Records about charts and figures
_ _ _ _ _
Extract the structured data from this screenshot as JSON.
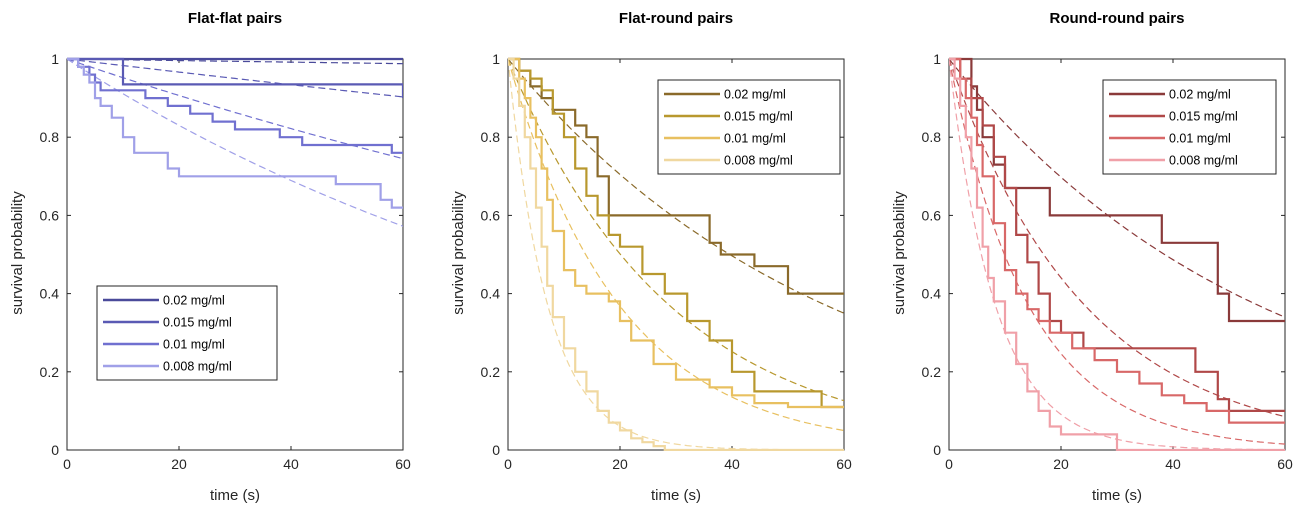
{
  "chart_data": [
    {
      "type": "line",
      "title": "Flat-flat pairs",
      "xlabel": "time (s)",
      "ylabel": "survival probability",
      "xlim": [
        0,
        60
      ],
      "ylim": [
        0,
        1
      ],
      "xticks": [
        "0",
        "20",
        "40",
        "60"
      ],
      "yticks": [
        "0",
        "0.2",
        "0.4",
        "0.6",
        "0.8",
        "1"
      ],
      "legend_position": "lower-left",
      "series": [
        {
          "name": "0.02 mg/ml",
          "color": "#4a4a9a",
          "x": [
            0,
            60
          ],
          "y": [
            1,
            1
          ],
          "fit": {
            "rate": 0.0002
          }
        },
        {
          "name": "0.015 mg/ml",
          "color": "#5a5ab4",
          "x": [
            0,
            9,
            10,
            60
          ],
          "y": [
            1,
            1,
            0.935,
            0.9
          ],
          "fit": {
            "rate": 0.0017
          }
        },
        {
          "name": "0.01 mg/ml",
          "color": "#7070d0",
          "x": [
            0,
            2,
            4,
            5,
            6,
            10,
            14,
            18,
            22,
            26,
            30,
            34,
            38,
            42,
            46,
            50,
            54,
            58,
            60
          ],
          "y": [
            1,
            0.98,
            0.96,
            0.94,
            0.92,
            0.92,
            0.9,
            0.88,
            0.86,
            0.84,
            0.82,
            0.82,
            0.8,
            0.78,
            0.78,
            0.78,
            0.78,
            0.76,
            0.76
          ],
          "fit": {
            "rate": 0.0049
          }
        },
        {
          "name": "0.008 mg/ml",
          "color": "#a0a0e8",
          "x": [
            0,
            2,
            3,
            4,
            5,
            6,
            8,
            10,
            12,
            16,
            18,
            20,
            24,
            28,
            32,
            40,
            48,
            56,
            58,
            60
          ],
          "y": [
            1,
            0.98,
            0.96,
            0.94,
            0.9,
            0.88,
            0.85,
            0.8,
            0.76,
            0.76,
            0.72,
            0.7,
            0.7,
            0.7,
            0.7,
            0.7,
            0.68,
            0.64,
            0.62,
            0.62
          ],
          "fit": {
            "rate": 0.0093
          }
        }
      ]
    },
    {
      "type": "line",
      "title": "Flat-round pairs",
      "xlabel": "time (s)",
      "ylabel": "survival probability",
      "xlim": [
        0,
        60
      ],
      "ylim": [
        0,
        1
      ],
      "xticks": [
        "0",
        "20",
        "40",
        "60"
      ],
      "yticks": [
        "0",
        "0.2",
        "0.4",
        "0.6",
        "0.8",
        "1"
      ],
      "legend_position": "top-right",
      "series": [
        {
          "name": "0.02 mg/ml",
          "color": "#8a6a2a",
          "x": [
            0,
            2,
            4,
            6,
            8,
            10,
            12,
            14,
            16,
            18,
            20,
            26,
            30,
            36,
            38,
            44,
            48,
            50,
            54,
            60
          ],
          "y": [
            1,
            0.97,
            0.93,
            0.9,
            0.87,
            0.87,
            0.83,
            0.8,
            0.7,
            0.6,
            0.6,
            0.6,
            0.6,
            0.53,
            0.5,
            0.47,
            0.47,
            0.4,
            0.4,
            0.4
          ],
          "fit": {
            "rate": 0.0175
          }
        },
        {
          "name": "0.015 mg/ml",
          "color": "#b8982e",
          "x": [
            0,
            2,
            4,
            6,
            8,
            10,
            12,
            14,
            16,
            18,
            20,
            24,
            28,
            32,
            36,
            40,
            44,
            50,
            54,
            56,
            60
          ],
          "y": [
            1,
            0.97,
            0.95,
            0.92,
            0.86,
            0.8,
            0.72,
            0.65,
            0.6,
            0.55,
            0.52,
            0.45,
            0.4,
            0.33,
            0.28,
            0.2,
            0.15,
            0.15,
            0.15,
            0.11,
            0.11
          ],
          "fit": {
            "rate": 0.0345
          }
        },
        {
          "name": "0.01 mg/ml",
          "color": "#e8c060",
          "x": [
            0,
            2,
            3,
            4,
            5,
            6,
            7,
            8,
            10,
            12,
            14,
            18,
            20,
            22,
            26,
            30,
            36,
            40,
            44,
            50,
            60
          ],
          "y": [
            1,
            0.95,
            0.9,
            0.85,
            0.8,
            0.72,
            0.64,
            0.56,
            0.46,
            0.42,
            0.4,
            0.38,
            0.33,
            0.28,
            0.22,
            0.18,
            0.16,
            0.14,
            0.12,
            0.11,
            0.11
          ],
          "fit": {
            "rate": 0.05
          }
        },
        {
          "name": "0.008 mg/ml",
          "color": "#f0d8a0",
          "x": [
            0,
            1,
            2,
            3,
            4,
            5,
            6,
            7,
            8,
            10,
            12,
            14,
            16,
            18,
            20,
            22,
            24,
            26,
            27,
            28,
            30,
            40,
            50,
            60
          ],
          "y": [
            1,
            0.95,
            0.88,
            0.8,
            0.72,
            0.62,
            0.52,
            0.42,
            0.34,
            0.26,
            0.2,
            0.15,
            0.1,
            0.07,
            0.05,
            0.03,
            0.02,
            0.01,
            0.01,
            0,
            0,
            0,
            0,
            0
          ],
          "fit": {
            "rate": 0.14
          }
        }
      ]
    },
    {
      "type": "line",
      "title": "Round-round pairs",
      "xlabel": "time (s)",
      "ylabel": "survival probability",
      "xlim": [
        0,
        60
      ],
      "ylim": [
        0,
        1
      ],
      "xticks": [
        "0",
        "20",
        "40",
        "60"
      ],
      "yticks": [
        "0",
        "0.2",
        "0.4",
        "0.6",
        "0.8",
        "1"
      ],
      "legend_position": "top-right",
      "series": [
        {
          "name": "0.02 mg/ml",
          "color": "#8a3a3a",
          "x": [
            0,
            2,
            4,
            5,
            6,
            8,
            10,
            12,
            14,
            16,
            18,
            20,
            22,
            30,
            36,
            38,
            40,
            46,
            48,
            50,
            52,
            58,
            60
          ],
          "y": [
            1,
            1,
            0.93,
            0.87,
            0.8,
            0.73,
            0.67,
            0.67,
            0.67,
            0.67,
            0.6,
            0.6,
            0.6,
            0.6,
            0.6,
            0.53,
            0.53,
            0.53,
            0.4,
            0.33,
            0.33,
            0.33,
            0.33
          ],
          "fit": {
            "rate": 0.018
          }
        },
        {
          "name": "0.015 mg/ml",
          "color": "#b04848",
          "x": [
            0,
            2,
            4,
            6,
            8,
            10,
            12,
            14,
            16,
            18,
            20,
            24,
            28,
            32,
            36,
            40,
            44,
            48,
            50,
            52,
            56,
            60
          ],
          "y": [
            1,
            0.95,
            0.9,
            0.83,
            0.75,
            0.67,
            0.55,
            0.48,
            0.4,
            0.33,
            0.3,
            0.26,
            0.26,
            0.26,
            0.26,
            0.26,
            0.2,
            0.13,
            0.1,
            0.1,
            0.1,
            0.1
          ],
          "fit": {
            "rate": 0.041
          }
        },
        {
          "name": "0.01 mg/ml",
          "color": "#d86868",
          "x": [
            0,
            2,
            3,
            4,
            5,
            6,
            8,
            10,
            12,
            14,
            16,
            18,
            22,
            26,
            30,
            34,
            38,
            42,
            46,
            50,
            54,
            60
          ],
          "y": [
            1,
            0.95,
            0.9,
            0.85,
            0.78,
            0.7,
            0.58,
            0.46,
            0.4,
            0.36,
            0.33,
            0.3,
            0.26,
            0.23,
            0.2,
            0.17,
            0.14,
            0.12,
            0.1,
            0.07,
            0.07,
            0.07
          ],
          "fit": {
            "rate": 0.07
          }
        },
        {
          "name": "0.008 mg/ml",
          "color": "#f0a0a8",
          "x": [
            0,
            1,
            2,
            3,
            4,
            5,
            6,
            7,
            8,
            10,
            12,
            14,
            16,
            18,
            20,
            22,
            24,
            26,
            28,
            30,
            40,
            50,
            60
          ],
          "y": [
            1,
            0.95,
            0.88,
            0.8,
            0.72,
            0.62,
            0.52,
            0.44,
            0.38,
            0.3,
            0.22,
            0.15,
            0.1,
            0.06,
            0.04,
            0.04,
            0.04,
            0.04,
            0.04,
            0,
            0,
            0,
            0
          ],
          "fit": {
            "rate": 0.12
          }
        }
      ]
    }
  ]
}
_ _ _ _ _
**What to work on**
Pick out the lines that contain "title" and copy them.

**Result of this task**
      "title": "Flat-flat pairs",
      "title": "Flat-round pairs",
      "title": "Round-round pairs",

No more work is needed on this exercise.